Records

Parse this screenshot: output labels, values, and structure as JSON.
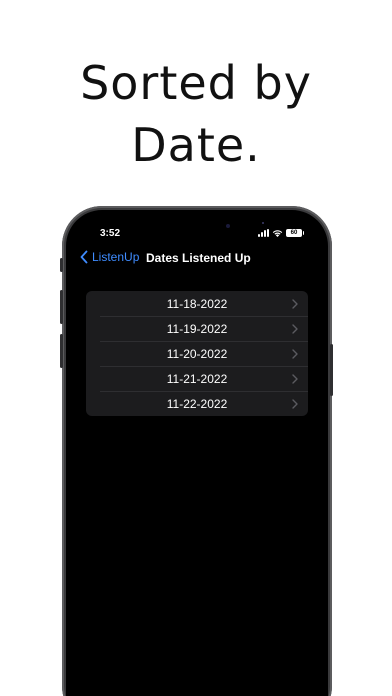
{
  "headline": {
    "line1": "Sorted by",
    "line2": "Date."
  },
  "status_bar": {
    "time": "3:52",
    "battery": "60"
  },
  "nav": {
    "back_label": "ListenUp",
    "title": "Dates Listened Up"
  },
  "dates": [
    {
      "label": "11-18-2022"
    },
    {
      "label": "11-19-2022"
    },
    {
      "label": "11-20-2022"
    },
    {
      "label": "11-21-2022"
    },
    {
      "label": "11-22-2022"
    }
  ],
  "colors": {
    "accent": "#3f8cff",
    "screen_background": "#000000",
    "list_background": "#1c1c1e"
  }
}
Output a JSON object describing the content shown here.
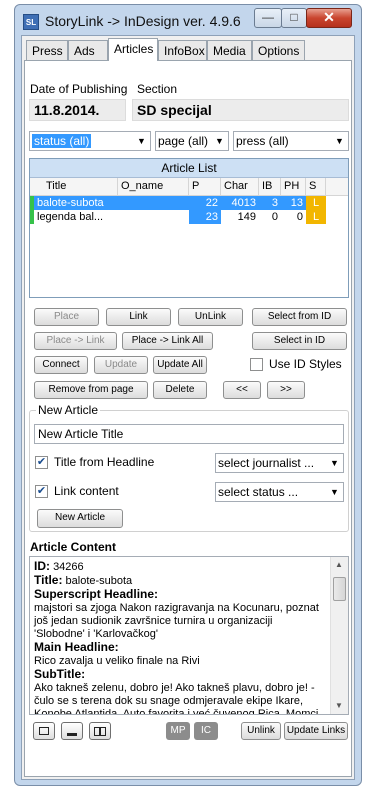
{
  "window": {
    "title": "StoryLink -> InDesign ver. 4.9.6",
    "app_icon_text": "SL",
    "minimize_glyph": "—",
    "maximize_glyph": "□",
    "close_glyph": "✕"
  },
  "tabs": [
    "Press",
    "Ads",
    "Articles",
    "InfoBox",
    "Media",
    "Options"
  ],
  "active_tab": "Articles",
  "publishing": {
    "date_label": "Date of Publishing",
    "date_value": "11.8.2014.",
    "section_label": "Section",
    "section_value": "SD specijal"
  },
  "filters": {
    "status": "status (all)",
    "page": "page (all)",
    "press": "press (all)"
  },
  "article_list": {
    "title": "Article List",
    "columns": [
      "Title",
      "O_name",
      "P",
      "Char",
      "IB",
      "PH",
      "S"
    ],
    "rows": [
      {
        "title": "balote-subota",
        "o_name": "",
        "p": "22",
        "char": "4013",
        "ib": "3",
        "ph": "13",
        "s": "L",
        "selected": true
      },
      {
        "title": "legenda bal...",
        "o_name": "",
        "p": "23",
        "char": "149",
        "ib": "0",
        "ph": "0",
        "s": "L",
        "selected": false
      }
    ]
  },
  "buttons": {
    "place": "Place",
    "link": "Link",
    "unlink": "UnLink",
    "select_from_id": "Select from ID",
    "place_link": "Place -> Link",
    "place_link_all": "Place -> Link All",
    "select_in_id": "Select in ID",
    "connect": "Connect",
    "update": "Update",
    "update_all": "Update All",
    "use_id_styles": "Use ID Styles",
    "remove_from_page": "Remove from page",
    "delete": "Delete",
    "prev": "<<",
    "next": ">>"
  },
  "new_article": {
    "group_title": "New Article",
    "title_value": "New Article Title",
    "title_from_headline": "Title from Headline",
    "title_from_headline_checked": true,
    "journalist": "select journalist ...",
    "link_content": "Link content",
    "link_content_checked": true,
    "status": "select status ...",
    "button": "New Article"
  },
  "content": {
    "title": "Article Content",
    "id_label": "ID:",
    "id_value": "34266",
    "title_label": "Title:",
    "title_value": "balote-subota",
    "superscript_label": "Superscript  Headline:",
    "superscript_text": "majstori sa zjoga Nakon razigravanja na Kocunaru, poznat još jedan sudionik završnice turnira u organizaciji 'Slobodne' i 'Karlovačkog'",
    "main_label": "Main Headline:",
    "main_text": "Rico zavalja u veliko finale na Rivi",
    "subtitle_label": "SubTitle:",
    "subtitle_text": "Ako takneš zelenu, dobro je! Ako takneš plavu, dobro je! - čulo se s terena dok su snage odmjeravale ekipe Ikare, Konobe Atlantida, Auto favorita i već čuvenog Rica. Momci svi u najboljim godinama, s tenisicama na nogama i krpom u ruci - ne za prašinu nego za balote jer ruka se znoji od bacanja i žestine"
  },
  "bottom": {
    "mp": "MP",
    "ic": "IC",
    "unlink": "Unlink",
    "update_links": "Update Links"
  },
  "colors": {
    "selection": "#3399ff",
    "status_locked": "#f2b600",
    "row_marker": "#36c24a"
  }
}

---

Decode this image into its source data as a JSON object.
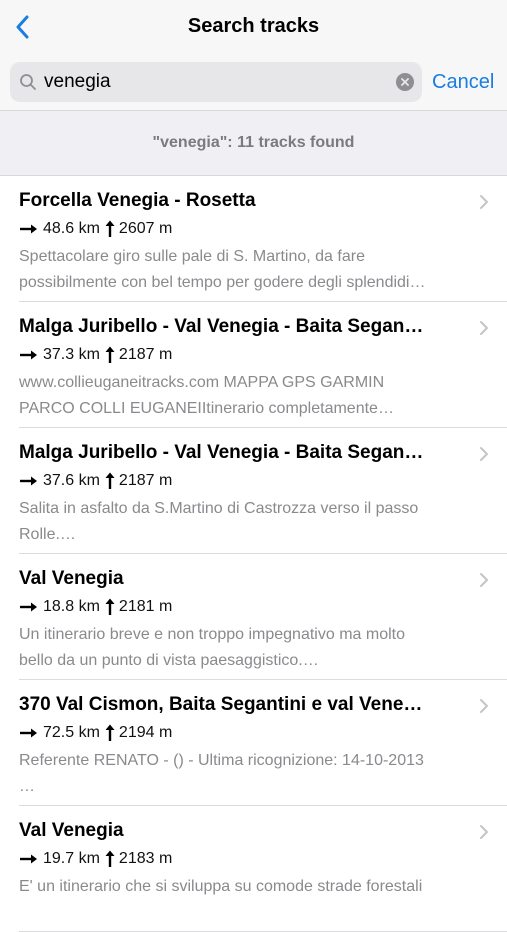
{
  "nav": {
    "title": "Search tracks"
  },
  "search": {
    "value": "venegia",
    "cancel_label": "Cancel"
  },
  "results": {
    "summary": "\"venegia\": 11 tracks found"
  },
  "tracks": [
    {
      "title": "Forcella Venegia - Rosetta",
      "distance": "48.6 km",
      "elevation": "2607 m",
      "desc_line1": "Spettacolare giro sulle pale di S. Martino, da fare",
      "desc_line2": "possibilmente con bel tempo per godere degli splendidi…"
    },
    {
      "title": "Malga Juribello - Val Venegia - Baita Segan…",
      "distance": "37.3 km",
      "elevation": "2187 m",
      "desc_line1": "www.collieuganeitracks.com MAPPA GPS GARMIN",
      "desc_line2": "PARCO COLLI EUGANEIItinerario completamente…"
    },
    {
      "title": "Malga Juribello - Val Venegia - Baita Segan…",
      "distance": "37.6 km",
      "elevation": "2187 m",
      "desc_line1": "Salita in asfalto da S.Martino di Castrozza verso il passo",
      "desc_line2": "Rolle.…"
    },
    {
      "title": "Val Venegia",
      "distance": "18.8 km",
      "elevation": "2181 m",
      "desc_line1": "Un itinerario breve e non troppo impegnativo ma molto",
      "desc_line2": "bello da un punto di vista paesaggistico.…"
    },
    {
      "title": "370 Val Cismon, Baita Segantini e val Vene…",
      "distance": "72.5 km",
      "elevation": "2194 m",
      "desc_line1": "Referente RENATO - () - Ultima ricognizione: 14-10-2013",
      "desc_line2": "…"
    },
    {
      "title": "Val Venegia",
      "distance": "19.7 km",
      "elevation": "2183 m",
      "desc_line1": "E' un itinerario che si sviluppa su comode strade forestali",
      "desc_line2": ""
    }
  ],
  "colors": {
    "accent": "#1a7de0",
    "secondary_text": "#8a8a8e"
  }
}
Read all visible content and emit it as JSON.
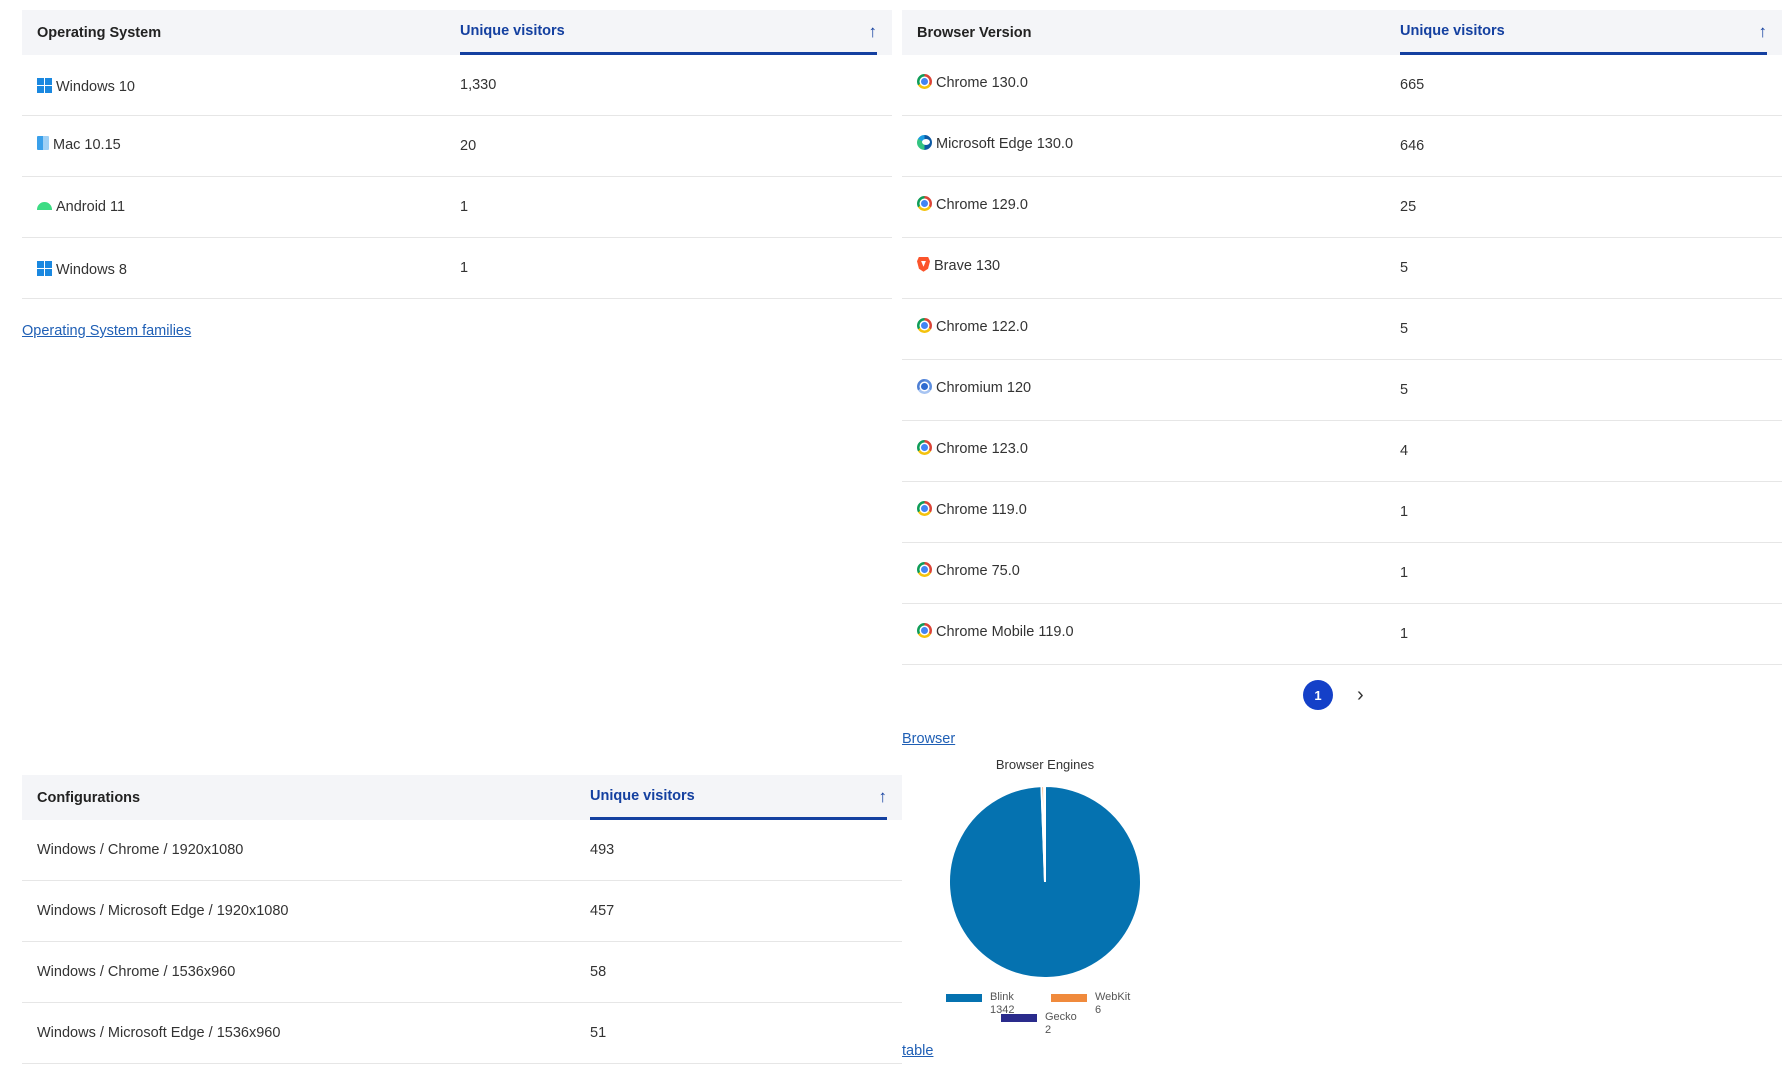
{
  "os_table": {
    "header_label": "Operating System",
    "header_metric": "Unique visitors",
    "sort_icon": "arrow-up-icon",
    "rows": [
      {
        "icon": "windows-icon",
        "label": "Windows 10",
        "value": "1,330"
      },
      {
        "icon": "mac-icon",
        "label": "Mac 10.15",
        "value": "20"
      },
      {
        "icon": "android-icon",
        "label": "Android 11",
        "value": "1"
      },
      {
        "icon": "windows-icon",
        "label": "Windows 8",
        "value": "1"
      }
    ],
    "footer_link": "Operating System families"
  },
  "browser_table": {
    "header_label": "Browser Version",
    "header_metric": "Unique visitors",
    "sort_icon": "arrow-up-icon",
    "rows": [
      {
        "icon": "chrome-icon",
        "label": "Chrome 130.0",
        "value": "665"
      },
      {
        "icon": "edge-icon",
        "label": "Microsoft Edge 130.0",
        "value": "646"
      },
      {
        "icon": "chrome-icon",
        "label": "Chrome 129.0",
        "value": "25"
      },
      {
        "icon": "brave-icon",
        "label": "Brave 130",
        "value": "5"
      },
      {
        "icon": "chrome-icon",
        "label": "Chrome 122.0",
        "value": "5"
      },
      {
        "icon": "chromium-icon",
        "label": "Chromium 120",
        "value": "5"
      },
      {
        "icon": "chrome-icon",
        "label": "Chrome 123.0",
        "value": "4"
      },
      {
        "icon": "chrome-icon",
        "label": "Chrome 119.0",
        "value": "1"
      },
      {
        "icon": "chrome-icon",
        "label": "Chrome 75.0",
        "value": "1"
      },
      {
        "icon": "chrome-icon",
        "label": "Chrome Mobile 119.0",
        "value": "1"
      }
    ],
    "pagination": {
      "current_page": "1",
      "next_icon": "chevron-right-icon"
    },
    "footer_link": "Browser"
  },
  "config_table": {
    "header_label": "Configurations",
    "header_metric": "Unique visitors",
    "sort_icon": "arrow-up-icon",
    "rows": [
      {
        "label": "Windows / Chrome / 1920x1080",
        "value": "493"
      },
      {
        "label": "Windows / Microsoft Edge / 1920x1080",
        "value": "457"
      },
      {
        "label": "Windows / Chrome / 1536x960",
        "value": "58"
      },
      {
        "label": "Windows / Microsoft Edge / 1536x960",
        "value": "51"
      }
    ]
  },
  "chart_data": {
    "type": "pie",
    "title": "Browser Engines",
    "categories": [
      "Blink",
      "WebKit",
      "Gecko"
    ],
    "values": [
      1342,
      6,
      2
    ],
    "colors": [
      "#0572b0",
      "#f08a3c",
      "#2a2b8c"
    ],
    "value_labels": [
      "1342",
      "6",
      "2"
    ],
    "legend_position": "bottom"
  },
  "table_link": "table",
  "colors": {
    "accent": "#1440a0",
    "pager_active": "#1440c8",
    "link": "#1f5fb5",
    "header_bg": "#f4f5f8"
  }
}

==

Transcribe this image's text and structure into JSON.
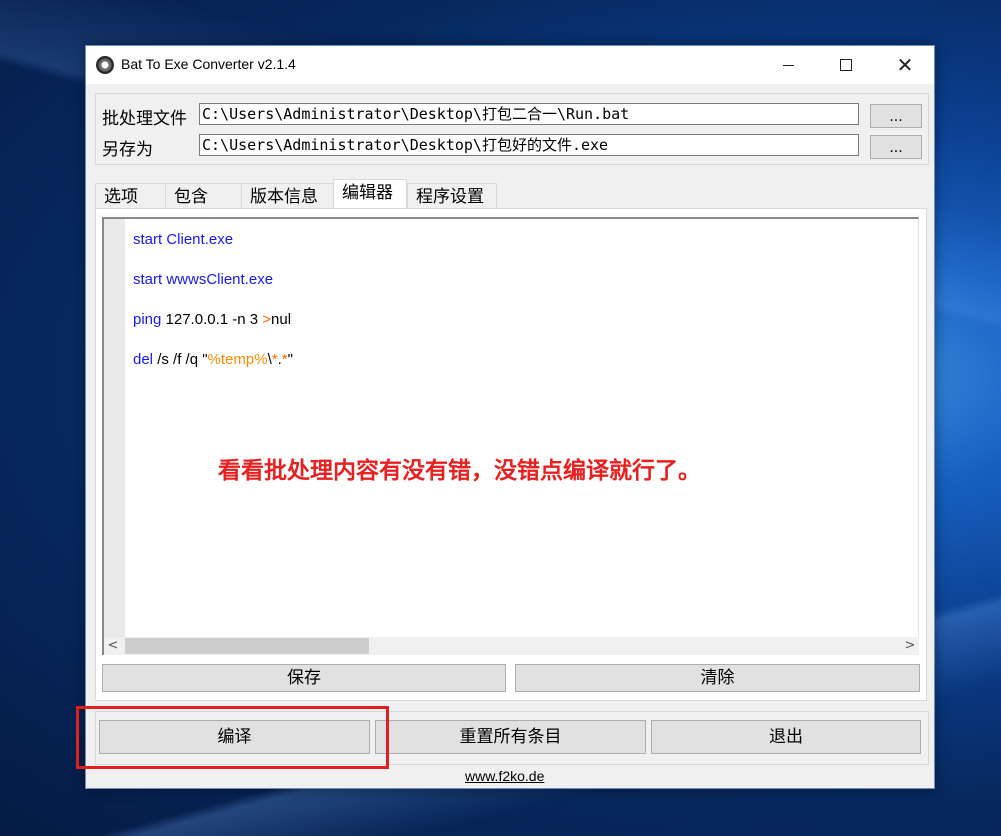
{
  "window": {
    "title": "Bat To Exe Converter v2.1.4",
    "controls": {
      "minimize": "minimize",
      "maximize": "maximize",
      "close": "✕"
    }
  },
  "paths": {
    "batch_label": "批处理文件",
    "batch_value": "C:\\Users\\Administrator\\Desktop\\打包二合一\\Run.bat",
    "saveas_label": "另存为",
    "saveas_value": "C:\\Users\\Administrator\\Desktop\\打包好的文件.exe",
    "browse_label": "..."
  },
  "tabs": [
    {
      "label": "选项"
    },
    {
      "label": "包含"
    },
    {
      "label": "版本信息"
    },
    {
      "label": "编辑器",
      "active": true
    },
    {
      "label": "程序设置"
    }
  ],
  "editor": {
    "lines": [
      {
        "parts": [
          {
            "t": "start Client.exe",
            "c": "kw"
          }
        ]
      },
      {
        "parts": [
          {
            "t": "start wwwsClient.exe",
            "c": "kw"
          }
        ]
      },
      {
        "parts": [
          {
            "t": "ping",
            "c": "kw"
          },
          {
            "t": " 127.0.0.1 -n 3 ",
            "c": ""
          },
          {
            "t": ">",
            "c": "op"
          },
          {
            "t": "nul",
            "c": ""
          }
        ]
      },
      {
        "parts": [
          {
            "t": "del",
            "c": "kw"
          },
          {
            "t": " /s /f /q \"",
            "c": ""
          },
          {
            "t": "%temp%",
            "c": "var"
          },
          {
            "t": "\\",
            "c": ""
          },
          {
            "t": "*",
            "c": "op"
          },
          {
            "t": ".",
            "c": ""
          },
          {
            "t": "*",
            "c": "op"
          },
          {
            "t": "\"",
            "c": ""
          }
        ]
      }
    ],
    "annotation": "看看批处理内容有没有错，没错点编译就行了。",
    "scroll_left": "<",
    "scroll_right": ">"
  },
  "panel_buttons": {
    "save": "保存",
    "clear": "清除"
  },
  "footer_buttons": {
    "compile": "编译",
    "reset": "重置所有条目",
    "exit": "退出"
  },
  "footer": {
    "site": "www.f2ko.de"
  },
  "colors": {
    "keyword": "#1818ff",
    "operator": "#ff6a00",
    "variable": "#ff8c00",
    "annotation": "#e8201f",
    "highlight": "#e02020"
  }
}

_Exercise brief:_
In the entries above, locate every line with the word "this" and copy it.

_Reply to the task:_
Parse this screenshot: output labels, values, and structure as JSON.
Decode this image into its source data as a JSON object.
Transcribe this image's text and structure into JSON.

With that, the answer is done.